#### Written request:
Drop the pictures, then extract the listing word for word.
***
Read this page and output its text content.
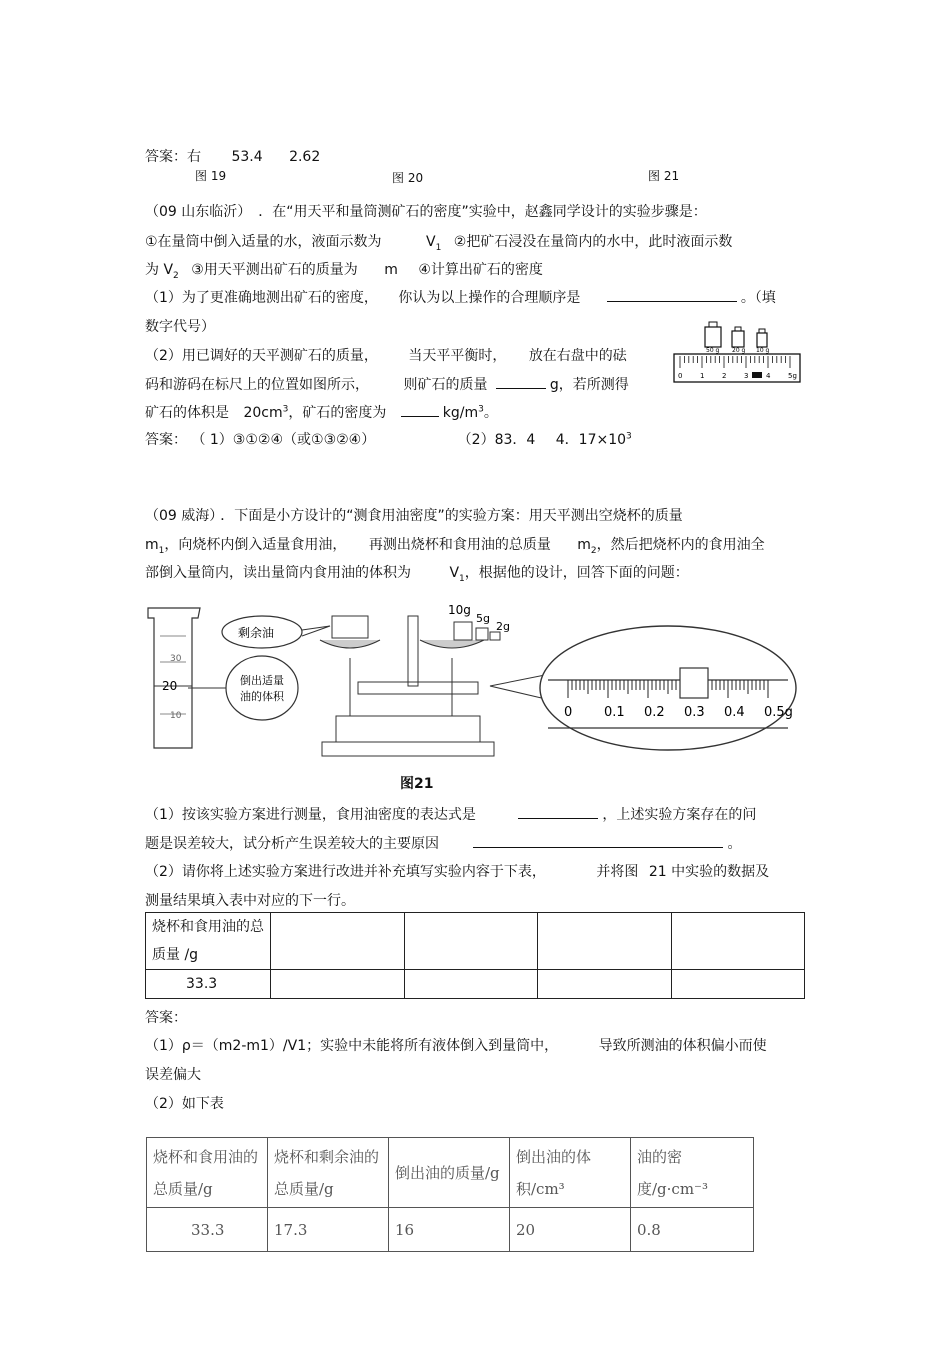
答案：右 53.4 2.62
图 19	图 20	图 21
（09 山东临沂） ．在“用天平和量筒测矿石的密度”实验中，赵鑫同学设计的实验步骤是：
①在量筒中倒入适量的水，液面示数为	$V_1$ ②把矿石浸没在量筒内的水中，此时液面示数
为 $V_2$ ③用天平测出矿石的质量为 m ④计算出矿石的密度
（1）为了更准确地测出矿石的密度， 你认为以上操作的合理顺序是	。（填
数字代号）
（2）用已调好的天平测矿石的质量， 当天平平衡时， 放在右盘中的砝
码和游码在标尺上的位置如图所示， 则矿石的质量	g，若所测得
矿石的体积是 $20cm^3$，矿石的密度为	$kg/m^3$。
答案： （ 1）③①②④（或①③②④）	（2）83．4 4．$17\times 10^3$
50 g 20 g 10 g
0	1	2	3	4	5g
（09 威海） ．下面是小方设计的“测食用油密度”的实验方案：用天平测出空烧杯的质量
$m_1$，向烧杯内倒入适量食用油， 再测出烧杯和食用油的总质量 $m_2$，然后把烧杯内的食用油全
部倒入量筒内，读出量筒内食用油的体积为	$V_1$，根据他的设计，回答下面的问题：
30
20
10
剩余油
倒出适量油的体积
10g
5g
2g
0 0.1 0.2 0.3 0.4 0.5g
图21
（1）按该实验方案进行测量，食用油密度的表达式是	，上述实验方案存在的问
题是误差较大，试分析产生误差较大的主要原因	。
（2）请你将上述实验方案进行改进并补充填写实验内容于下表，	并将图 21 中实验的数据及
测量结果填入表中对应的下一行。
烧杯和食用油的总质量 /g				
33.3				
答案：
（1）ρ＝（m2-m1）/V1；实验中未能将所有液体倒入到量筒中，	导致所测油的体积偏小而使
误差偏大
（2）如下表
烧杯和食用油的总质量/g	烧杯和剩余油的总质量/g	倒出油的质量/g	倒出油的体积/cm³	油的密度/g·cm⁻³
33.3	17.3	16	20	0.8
***
#### Answer to the problem:
Read this page and output its text content.
答案：右 53.4 2.62
图 19	图 20	图 21
（09 山东临沂） ．在“用天平和量筒测矿石的密度”实验中，赵鑫同学设计的实验步骤是：
①在量筒中倒入适量的水，液面示数为	$V_1$ ②把矿石浸没在量筒内的水中，此时液面示数
为 $V_2$ ③用天平测出矿石的质量为 m ④计算出矿石的密度
（1）为了更准确地测出矿石的密度， 你认为以上操作的合理顺序是	。（填
数字代号）
（2）用已调好的天平测矿石的质量， 当天平平衡时， 放在右盘中的砝
码和游码在标尺上的位置如图所示， 则矿石的质量	g，若所测得
矿石的体积是 $20cm^3$，矿石的密度为	$kg/m^3$。
答案： （ 1）③①②④（或①③②④）	（2）83．4 4．$17\times 10^3$
50 g 20 g 10 g
0	1	2	3	4	5g
（09 威海） ．下面是小方设计的“测食用油密度”的实验方案：用天平测出空烧杯的质量
$m_1$，向烧杯内倒入适量食用油， 再测出烧杯和食用油的总质量 $m_2$，然后把烧杯内的食用油全
部倒入量筒内，读出量筒内食用油的体积为	$V_1$，根据他的设计，回答下面的问题：
30
20
10
剩余油
倒出适量油的体积
10g
5g
2g
0 0.1 0.2 0.3 0.4 0.5g
图21
（1）按该实验方案进行测量，食用油密度的表达式是	，上述实验方案存在的问
题是误差较大，试分析产生误差较大的主要原因	。
（2）请你将上述实验方案进行改进并补充填写实验内容于下表，	并将图 21 中实验的数据及
测量结果填入表中对应的下一行。
烧杯和食用油的总质量 /g				
33.3				
答案：
（1）ρ＝（m2-m1）/V1；实验中未能将所有液体倒入到量筒中，	导致所测油的体积偏小而使
误差偏大
（2）如下表
烧杯和食用油的总质量/g	烧杯和剩余油的总质量/g	倒出油的质量/g	倒出油的体积/cm³	油的密度/g·cm⁻³
33.3	17.3	16	20	0.8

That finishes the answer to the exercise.